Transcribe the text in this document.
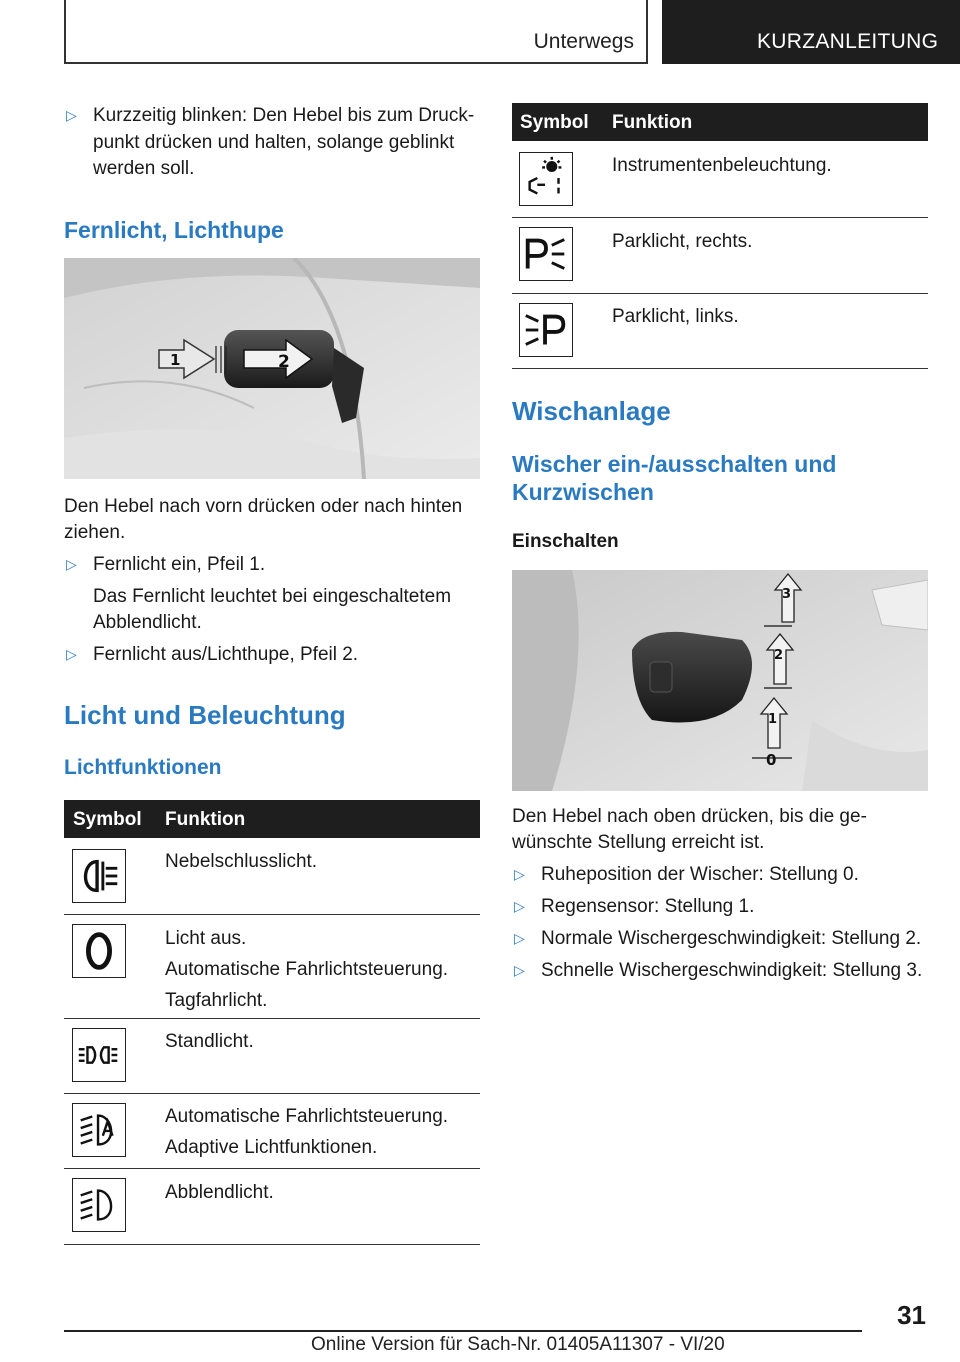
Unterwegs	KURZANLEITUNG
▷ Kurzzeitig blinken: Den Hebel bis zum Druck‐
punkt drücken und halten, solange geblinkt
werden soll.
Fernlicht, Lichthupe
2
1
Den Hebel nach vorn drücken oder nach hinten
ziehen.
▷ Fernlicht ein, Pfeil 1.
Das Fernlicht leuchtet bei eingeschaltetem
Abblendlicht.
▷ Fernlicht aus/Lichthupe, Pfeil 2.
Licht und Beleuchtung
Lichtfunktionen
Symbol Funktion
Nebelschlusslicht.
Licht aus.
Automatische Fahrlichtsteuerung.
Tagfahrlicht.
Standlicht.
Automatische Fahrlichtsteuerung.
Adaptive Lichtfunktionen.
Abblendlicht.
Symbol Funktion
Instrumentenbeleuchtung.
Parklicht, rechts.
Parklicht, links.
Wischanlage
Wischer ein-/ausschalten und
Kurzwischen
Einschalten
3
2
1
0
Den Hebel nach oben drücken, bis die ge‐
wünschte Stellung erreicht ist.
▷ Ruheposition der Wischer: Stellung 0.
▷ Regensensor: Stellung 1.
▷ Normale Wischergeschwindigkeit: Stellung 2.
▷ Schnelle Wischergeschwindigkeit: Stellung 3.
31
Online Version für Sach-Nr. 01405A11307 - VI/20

...

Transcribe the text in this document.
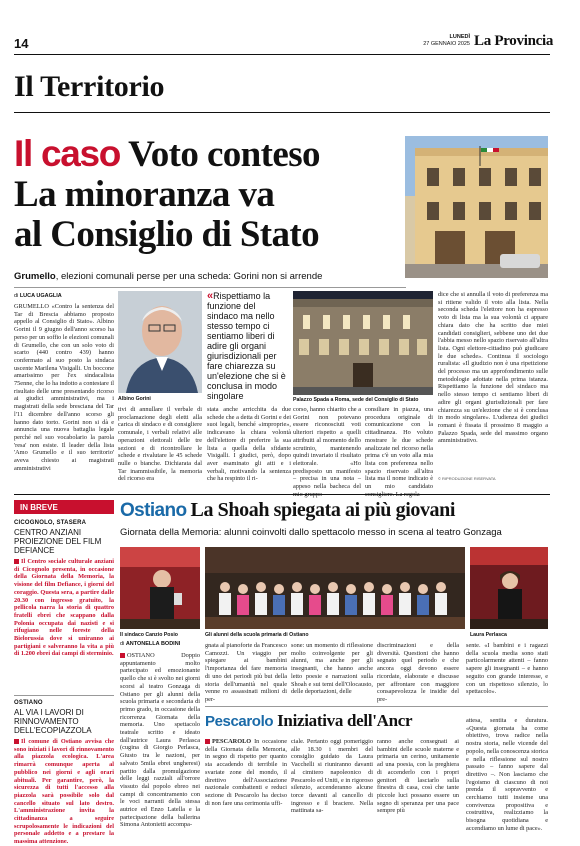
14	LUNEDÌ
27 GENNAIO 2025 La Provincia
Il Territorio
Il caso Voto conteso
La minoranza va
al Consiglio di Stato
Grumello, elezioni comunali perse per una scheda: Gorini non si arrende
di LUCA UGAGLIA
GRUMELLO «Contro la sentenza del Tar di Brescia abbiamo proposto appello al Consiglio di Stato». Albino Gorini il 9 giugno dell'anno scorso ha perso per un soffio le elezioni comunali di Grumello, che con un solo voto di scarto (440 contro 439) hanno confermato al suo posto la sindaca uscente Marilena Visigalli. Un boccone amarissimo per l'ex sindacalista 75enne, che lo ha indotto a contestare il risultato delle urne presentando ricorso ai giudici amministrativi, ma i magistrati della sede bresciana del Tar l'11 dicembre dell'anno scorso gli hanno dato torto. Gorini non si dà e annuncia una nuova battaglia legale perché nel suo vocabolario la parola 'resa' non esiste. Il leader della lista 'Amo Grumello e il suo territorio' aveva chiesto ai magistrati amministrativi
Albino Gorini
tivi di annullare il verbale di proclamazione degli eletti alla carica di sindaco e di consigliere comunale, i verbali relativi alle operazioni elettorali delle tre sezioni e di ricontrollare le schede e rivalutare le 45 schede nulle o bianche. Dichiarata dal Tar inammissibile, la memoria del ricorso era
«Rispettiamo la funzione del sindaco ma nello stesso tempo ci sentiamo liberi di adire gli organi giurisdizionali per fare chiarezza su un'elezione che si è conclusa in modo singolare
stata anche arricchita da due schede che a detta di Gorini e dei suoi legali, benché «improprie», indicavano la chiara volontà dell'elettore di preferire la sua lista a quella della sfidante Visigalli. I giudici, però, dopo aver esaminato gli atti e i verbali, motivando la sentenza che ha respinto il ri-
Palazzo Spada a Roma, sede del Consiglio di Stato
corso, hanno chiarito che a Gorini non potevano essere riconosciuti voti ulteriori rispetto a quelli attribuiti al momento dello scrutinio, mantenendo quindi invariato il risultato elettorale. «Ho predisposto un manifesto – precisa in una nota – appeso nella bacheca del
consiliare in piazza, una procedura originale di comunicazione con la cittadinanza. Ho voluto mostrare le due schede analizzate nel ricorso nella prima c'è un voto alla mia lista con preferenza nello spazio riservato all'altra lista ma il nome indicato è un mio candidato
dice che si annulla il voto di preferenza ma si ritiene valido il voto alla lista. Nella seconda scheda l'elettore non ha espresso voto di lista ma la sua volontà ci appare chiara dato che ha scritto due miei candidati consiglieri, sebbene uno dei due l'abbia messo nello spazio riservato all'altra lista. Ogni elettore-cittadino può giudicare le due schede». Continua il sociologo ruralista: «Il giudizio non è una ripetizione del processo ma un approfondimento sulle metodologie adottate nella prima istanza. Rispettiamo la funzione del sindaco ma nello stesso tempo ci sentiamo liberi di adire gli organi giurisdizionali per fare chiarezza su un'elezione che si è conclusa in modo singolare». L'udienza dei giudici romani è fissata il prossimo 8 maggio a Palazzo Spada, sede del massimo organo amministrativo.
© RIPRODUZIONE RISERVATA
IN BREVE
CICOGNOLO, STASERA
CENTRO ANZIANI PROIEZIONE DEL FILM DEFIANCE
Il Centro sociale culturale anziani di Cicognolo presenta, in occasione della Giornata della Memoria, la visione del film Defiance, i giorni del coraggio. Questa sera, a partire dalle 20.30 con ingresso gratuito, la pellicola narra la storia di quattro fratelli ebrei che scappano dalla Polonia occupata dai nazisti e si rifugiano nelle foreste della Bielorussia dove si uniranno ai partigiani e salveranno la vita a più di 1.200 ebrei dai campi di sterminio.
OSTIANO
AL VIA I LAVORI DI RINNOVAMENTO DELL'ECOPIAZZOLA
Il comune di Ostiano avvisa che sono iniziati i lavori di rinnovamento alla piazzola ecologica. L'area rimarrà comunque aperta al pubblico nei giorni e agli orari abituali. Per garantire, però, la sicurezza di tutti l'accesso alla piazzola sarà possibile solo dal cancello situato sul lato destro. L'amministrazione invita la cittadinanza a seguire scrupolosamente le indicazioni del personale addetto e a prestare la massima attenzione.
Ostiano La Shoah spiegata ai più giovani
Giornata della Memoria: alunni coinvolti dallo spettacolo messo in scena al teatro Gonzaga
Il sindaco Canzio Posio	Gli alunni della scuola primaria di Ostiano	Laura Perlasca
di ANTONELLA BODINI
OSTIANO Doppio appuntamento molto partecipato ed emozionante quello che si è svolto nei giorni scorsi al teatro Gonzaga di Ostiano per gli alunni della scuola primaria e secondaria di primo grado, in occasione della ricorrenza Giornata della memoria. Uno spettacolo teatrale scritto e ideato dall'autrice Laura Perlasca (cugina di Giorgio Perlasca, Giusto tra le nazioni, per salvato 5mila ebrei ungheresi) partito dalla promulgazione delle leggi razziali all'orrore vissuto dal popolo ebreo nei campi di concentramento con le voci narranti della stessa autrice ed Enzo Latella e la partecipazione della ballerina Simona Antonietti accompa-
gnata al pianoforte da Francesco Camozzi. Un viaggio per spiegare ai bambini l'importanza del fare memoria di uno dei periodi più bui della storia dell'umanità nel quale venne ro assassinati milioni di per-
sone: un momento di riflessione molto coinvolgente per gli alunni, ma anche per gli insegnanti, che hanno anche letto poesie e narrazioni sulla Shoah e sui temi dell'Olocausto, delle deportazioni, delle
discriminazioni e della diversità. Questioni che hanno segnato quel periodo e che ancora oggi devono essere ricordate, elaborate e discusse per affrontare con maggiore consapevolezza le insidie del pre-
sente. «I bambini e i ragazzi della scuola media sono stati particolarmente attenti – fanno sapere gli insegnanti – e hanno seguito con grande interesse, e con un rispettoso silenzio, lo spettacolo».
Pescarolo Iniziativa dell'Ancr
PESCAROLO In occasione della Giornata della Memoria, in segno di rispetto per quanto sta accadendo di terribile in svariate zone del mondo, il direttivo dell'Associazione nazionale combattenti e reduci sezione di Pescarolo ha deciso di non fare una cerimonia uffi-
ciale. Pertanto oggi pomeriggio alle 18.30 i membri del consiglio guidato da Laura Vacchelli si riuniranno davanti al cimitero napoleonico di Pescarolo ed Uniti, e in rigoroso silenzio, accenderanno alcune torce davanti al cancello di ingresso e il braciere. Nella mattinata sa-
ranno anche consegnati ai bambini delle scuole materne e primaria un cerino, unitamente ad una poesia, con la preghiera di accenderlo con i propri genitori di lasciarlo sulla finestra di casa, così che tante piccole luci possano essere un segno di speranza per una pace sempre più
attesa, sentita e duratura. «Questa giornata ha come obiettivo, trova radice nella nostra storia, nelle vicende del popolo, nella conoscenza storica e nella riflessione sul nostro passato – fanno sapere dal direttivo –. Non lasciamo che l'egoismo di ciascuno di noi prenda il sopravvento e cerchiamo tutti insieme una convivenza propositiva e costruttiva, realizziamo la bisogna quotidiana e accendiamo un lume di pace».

* * *

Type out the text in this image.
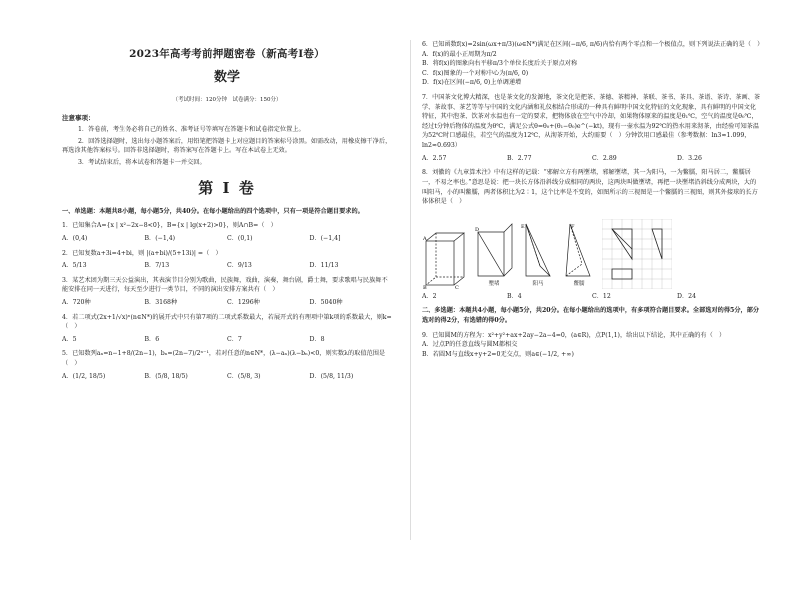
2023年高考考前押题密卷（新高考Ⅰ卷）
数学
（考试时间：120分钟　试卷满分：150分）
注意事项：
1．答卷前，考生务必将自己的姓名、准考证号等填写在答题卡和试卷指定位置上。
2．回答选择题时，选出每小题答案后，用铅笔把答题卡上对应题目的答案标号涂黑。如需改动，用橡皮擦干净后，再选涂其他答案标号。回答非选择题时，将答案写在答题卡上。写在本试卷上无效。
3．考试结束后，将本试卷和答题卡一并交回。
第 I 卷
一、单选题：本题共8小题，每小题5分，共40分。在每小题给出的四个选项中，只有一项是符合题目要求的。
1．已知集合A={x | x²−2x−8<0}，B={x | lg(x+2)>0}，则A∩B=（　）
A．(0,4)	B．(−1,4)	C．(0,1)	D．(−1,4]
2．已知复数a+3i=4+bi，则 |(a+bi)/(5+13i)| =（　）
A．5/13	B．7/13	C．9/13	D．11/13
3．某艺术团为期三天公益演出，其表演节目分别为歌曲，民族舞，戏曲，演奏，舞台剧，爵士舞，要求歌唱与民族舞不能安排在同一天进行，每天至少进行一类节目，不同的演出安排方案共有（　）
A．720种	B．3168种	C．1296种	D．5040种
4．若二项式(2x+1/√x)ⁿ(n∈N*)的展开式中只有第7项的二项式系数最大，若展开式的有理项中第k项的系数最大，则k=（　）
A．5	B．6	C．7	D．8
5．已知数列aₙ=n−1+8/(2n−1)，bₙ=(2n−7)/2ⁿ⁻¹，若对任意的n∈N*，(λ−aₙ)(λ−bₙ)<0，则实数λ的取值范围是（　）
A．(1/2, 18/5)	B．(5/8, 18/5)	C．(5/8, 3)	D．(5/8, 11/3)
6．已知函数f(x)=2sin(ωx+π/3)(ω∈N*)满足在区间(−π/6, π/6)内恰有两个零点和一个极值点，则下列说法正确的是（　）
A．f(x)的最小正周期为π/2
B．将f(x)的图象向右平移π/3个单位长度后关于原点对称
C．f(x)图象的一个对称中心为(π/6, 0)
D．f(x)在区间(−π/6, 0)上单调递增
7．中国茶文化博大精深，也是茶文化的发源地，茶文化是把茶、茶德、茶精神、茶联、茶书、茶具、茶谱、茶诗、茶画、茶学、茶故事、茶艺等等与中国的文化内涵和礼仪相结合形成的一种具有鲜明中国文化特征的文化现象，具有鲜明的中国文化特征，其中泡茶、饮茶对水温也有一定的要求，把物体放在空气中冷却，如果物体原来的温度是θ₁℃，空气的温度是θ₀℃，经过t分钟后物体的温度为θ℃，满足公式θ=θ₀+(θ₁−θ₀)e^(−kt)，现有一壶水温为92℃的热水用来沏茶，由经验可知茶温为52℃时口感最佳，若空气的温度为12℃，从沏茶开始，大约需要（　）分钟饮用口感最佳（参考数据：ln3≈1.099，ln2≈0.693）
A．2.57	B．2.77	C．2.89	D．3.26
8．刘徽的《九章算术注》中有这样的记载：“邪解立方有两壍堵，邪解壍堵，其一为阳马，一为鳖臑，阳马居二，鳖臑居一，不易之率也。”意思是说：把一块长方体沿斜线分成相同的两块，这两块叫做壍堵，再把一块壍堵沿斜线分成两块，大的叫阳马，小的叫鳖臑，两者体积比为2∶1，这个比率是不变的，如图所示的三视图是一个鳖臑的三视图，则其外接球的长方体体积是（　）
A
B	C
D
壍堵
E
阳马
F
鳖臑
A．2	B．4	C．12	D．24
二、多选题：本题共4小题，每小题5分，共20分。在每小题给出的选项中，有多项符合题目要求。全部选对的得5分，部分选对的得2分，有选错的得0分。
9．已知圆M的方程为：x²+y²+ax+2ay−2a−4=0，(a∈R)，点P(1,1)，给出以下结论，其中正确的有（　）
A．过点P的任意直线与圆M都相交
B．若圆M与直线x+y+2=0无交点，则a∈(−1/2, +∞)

*REQUIREMENT*
Only lines with "però" are wanted here; list each of them.

*THE RESULT*
stata anche arricchita da due schede che a detta di Gorini e dei suoi legali, benché «improprie», indicavano la chiara volontà dell'elettore di preferire la sua lista a quella della sfidante Visigalli. I giudici, però, dopo aver esaminato gli atti e i verbali, motivando la sentenza che ha respinto il ri-
Il comune di Ostiano avvisa che sono iniziati i lavori di rinnovamento alla piazzola ecologica. L'area rimarrà comunque aperta al pubblico nei giorni e agli orari abituali. Per garantire, però, la sicurezza di tutti l'accesso alla piazzola sarà possibile solo dal cancello situato sul lato destro. L'amministrazione invita la cittadinanza a seguire scrupolosamente le indicazioni del personale addetto e a prestare la massima attenzione.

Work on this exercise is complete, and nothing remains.